§ **What you should do**
Reading down the listing below, count the lines where the word "Digital" shows up, then give only that count.

§ **Source records**
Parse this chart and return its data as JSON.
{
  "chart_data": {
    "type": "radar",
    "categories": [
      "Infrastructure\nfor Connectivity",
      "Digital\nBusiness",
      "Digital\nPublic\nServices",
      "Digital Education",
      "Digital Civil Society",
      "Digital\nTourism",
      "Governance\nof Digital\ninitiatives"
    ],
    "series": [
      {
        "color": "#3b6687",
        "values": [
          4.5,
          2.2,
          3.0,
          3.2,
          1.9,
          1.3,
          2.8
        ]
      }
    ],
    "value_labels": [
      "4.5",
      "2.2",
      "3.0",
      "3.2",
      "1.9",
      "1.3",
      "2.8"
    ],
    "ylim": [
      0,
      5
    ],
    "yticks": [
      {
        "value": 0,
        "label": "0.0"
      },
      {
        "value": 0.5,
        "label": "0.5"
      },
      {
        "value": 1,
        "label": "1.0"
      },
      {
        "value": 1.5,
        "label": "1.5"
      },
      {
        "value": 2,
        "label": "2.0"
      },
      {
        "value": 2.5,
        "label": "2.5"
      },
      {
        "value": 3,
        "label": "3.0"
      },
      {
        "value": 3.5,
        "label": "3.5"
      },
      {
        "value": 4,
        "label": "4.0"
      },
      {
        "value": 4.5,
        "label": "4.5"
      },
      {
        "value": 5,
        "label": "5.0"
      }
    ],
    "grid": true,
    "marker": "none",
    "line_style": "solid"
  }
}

§ **Answer to this exercise**
6